Find each line holding "this" and copy it out.

______

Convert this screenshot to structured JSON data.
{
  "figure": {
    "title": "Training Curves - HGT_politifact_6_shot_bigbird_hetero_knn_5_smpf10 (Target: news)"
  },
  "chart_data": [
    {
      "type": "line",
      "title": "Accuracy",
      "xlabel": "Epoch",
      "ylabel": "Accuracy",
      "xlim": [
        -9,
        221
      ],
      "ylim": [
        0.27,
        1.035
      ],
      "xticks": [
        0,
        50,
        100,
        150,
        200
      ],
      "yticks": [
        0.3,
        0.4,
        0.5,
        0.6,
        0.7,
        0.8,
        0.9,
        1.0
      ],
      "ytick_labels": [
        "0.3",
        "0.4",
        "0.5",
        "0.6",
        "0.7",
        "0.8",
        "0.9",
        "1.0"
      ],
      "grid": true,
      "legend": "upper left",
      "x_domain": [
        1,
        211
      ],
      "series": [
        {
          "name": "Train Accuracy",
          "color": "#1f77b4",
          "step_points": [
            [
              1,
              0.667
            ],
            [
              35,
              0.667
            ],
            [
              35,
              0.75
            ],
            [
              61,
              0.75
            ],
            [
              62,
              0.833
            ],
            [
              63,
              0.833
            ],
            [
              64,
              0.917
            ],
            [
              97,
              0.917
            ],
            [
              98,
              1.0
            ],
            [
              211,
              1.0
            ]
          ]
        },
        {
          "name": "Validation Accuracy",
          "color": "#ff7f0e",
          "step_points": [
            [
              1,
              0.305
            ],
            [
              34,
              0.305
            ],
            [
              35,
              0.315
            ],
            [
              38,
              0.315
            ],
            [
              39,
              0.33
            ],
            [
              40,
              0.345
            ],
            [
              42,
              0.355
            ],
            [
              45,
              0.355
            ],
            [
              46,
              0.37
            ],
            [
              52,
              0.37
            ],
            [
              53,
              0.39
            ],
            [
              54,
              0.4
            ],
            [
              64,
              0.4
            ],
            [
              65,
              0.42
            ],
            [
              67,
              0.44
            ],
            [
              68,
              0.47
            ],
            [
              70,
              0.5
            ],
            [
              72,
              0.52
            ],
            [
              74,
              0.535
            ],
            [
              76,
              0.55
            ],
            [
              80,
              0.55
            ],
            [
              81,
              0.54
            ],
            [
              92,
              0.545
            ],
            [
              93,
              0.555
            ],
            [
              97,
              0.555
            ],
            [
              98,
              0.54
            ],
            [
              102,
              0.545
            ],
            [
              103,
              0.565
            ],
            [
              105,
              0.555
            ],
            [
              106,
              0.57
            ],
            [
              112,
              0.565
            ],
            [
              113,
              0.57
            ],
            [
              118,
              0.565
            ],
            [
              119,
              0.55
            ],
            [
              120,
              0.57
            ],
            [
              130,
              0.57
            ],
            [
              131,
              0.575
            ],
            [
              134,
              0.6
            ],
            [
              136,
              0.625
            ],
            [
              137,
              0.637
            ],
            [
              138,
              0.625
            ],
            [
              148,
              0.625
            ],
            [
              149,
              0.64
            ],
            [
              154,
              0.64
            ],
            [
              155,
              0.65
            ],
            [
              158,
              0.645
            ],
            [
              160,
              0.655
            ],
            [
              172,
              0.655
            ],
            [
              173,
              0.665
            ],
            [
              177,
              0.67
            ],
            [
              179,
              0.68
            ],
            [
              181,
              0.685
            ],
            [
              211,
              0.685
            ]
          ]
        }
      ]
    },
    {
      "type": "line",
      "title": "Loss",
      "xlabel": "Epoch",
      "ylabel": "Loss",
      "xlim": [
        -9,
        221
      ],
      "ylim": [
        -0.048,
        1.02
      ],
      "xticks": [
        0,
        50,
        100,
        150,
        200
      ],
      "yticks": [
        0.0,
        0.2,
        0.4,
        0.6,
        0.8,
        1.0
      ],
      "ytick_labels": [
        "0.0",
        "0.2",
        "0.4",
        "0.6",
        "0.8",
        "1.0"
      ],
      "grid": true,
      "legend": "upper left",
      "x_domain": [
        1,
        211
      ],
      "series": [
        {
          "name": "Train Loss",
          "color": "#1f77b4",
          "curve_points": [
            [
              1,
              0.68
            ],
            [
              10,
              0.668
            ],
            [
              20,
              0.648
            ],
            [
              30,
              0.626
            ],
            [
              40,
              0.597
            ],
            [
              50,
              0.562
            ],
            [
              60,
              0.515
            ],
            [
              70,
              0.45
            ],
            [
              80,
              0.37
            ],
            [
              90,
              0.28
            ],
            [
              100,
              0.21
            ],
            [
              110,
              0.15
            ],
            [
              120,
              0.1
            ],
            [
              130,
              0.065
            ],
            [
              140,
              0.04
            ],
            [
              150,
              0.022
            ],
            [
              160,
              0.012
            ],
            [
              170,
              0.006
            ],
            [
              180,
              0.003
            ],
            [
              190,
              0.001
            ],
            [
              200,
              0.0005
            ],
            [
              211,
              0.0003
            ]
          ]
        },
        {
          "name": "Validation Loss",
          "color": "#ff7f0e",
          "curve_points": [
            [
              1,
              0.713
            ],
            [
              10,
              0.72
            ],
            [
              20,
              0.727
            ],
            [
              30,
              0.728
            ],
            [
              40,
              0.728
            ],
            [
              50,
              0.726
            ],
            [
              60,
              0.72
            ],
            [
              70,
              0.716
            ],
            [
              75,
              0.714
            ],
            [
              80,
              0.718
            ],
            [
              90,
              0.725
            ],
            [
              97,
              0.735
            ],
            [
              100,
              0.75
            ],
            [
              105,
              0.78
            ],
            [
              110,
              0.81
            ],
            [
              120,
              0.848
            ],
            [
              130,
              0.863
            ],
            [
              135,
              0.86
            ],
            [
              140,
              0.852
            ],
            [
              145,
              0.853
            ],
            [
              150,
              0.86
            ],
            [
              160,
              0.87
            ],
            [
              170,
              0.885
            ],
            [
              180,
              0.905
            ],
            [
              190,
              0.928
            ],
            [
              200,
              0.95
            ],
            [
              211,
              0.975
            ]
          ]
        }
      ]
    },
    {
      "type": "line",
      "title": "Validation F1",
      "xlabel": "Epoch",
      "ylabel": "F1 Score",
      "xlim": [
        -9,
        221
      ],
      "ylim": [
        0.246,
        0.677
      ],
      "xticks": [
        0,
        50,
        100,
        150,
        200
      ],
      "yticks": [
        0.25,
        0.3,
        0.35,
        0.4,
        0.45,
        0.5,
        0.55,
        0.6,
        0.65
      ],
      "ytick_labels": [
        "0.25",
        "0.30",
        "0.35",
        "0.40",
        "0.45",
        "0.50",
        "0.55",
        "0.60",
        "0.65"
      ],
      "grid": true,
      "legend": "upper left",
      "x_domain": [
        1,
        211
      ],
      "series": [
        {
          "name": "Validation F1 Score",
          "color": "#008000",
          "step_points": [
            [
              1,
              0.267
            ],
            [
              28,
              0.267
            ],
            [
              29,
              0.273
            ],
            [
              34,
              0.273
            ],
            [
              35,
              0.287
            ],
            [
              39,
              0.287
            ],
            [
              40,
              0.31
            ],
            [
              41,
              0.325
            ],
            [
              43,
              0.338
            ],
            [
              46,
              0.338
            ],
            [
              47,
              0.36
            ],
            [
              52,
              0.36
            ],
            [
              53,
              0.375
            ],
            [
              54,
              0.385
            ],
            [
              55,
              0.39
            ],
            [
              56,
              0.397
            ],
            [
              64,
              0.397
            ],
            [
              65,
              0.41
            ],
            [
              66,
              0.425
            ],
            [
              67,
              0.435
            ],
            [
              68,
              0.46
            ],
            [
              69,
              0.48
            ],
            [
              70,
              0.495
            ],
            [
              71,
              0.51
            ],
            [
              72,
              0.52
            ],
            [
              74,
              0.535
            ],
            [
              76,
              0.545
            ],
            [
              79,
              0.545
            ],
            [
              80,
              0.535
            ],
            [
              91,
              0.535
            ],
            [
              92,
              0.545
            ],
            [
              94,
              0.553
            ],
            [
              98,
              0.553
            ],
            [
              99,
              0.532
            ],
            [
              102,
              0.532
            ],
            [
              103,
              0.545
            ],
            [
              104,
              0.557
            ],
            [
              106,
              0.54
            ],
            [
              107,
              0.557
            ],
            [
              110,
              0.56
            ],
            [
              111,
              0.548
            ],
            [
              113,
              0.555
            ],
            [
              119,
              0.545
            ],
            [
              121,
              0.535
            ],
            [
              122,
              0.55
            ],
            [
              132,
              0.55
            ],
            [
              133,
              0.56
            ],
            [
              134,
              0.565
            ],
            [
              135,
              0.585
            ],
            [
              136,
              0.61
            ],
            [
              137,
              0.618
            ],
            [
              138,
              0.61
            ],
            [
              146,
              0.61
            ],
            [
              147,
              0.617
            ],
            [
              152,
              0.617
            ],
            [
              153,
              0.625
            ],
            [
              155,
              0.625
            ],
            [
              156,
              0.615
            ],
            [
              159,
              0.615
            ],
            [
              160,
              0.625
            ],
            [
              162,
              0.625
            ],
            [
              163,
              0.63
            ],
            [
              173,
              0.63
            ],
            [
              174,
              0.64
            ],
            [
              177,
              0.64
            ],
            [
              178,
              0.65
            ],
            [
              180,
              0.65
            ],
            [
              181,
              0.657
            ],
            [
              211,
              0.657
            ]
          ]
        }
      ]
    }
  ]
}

______

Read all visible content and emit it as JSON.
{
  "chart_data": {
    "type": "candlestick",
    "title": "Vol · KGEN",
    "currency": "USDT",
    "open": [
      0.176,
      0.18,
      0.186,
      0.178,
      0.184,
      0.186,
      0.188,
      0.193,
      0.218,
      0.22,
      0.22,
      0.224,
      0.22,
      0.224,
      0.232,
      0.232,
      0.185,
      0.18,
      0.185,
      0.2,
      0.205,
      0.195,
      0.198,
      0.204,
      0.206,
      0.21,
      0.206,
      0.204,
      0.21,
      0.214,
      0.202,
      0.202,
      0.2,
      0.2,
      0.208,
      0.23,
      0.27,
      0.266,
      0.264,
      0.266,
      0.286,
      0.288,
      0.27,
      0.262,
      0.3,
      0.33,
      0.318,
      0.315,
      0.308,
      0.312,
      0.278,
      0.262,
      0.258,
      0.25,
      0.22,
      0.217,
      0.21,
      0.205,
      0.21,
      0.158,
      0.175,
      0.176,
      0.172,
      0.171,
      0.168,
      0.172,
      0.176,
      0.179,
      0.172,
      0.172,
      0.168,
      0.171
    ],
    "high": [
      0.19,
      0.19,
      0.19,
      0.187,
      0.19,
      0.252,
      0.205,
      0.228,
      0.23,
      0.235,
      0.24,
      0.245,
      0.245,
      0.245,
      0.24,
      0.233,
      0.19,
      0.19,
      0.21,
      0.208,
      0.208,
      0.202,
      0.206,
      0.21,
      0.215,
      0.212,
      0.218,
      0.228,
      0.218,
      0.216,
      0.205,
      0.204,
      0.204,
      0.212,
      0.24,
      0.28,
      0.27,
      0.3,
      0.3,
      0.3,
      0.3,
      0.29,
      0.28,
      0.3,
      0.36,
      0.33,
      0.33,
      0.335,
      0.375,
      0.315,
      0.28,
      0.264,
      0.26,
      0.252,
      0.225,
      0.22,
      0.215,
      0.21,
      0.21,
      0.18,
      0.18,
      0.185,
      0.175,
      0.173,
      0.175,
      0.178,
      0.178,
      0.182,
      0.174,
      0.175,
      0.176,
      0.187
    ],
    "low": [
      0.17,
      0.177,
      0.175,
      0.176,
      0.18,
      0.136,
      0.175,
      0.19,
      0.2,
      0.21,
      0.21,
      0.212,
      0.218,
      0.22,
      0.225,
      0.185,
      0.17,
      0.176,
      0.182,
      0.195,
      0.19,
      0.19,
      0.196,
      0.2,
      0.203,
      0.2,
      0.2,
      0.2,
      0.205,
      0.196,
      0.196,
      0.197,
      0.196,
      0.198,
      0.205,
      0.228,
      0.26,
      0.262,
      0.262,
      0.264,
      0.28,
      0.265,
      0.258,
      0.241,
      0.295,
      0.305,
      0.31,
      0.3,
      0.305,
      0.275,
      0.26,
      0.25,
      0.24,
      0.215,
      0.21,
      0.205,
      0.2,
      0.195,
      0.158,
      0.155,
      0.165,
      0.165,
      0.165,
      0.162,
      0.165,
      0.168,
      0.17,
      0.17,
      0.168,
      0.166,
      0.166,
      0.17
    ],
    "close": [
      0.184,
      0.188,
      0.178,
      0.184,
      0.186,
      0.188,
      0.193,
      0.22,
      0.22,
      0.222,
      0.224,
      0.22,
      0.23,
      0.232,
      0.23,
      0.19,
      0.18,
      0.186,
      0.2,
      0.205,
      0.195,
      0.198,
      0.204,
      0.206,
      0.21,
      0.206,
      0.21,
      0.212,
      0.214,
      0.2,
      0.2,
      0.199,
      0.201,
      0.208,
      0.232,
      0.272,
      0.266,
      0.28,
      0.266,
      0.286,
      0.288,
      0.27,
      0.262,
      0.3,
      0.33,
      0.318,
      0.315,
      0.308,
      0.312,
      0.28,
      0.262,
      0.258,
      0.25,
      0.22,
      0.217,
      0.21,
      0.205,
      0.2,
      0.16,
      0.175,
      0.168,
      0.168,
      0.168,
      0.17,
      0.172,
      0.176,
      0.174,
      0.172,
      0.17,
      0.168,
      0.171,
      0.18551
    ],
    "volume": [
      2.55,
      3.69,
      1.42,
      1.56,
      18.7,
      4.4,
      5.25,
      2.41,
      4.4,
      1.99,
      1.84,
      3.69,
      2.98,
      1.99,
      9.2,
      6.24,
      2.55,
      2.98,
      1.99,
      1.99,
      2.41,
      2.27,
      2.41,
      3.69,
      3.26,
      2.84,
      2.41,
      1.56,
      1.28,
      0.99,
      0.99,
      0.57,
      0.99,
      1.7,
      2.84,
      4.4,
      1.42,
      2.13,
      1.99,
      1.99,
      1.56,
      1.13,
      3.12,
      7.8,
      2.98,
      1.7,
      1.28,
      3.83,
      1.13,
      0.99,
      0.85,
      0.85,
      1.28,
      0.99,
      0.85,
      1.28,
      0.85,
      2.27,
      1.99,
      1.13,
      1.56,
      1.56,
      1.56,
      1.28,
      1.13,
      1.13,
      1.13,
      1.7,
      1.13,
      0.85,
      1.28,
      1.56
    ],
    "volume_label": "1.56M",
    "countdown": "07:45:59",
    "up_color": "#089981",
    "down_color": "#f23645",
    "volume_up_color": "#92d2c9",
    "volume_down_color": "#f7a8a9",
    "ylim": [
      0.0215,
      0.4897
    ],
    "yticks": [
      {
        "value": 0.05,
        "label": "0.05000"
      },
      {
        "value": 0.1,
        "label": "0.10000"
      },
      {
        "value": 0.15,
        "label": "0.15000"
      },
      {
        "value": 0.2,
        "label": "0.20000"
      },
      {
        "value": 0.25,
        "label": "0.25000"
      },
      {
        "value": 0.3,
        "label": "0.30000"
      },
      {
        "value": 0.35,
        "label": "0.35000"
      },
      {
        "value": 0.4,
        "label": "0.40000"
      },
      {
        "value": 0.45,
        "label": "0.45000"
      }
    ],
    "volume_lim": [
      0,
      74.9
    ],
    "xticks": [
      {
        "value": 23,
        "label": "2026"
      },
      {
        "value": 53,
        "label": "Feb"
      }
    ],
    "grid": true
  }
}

______

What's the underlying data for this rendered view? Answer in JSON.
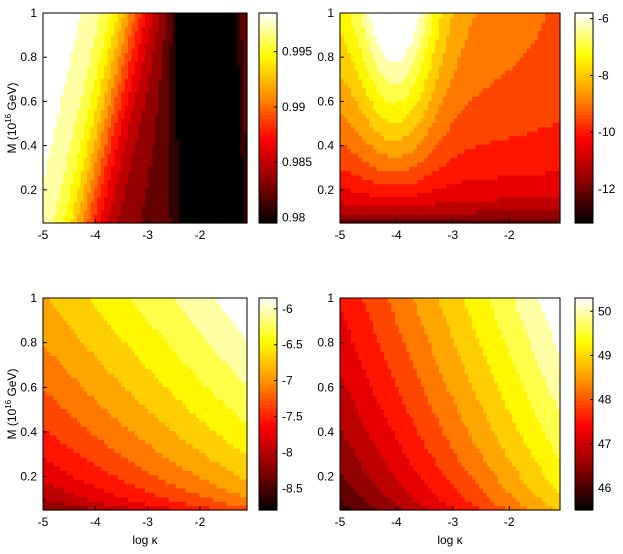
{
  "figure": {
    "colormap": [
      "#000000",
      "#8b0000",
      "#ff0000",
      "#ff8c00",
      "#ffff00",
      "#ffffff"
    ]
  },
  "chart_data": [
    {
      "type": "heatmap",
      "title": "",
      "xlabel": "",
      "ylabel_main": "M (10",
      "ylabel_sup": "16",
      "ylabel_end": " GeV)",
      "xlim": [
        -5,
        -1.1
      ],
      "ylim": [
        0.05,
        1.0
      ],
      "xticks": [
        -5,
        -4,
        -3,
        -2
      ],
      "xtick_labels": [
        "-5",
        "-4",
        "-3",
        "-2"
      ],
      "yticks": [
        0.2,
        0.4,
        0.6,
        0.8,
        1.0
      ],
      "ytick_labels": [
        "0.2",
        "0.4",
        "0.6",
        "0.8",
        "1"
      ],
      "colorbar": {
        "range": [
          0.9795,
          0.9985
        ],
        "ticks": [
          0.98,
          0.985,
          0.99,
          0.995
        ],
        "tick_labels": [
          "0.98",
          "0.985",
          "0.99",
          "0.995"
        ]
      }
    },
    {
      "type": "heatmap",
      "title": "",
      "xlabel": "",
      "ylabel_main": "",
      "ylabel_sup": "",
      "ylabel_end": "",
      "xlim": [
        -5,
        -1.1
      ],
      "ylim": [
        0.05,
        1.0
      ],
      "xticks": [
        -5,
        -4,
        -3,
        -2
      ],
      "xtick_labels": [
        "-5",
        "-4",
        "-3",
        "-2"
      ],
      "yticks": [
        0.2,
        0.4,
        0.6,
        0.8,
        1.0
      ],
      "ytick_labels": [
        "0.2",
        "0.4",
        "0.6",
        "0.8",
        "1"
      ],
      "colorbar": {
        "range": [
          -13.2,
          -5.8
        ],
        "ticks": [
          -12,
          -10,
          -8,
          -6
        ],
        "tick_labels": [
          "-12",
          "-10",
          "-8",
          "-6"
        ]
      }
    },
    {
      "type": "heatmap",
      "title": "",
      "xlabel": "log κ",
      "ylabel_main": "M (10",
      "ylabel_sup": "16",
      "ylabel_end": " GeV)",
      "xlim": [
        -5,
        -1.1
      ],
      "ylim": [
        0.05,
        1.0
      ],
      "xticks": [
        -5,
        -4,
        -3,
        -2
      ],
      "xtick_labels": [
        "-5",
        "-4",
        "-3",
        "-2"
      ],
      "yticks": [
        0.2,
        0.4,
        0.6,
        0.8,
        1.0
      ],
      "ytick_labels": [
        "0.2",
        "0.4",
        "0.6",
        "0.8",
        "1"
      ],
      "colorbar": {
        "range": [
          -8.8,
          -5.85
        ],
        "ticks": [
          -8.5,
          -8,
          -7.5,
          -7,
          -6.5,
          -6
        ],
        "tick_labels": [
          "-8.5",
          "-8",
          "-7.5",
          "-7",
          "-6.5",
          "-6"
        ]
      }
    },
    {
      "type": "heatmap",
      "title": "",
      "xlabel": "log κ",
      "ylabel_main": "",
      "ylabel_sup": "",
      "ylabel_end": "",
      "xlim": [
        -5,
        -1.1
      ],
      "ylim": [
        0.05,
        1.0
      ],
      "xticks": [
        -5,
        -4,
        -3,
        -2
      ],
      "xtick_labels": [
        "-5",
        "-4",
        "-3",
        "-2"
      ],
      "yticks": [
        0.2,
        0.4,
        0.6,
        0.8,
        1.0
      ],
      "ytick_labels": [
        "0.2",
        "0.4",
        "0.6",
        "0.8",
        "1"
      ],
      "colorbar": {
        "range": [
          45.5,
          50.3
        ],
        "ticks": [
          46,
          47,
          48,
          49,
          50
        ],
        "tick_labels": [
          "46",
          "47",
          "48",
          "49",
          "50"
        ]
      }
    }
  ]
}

______

= WRITTEN SOLUTION =
Convert this screenshot to structured JSON data.
What's the underlying data for this rendered view? Answer in JSON.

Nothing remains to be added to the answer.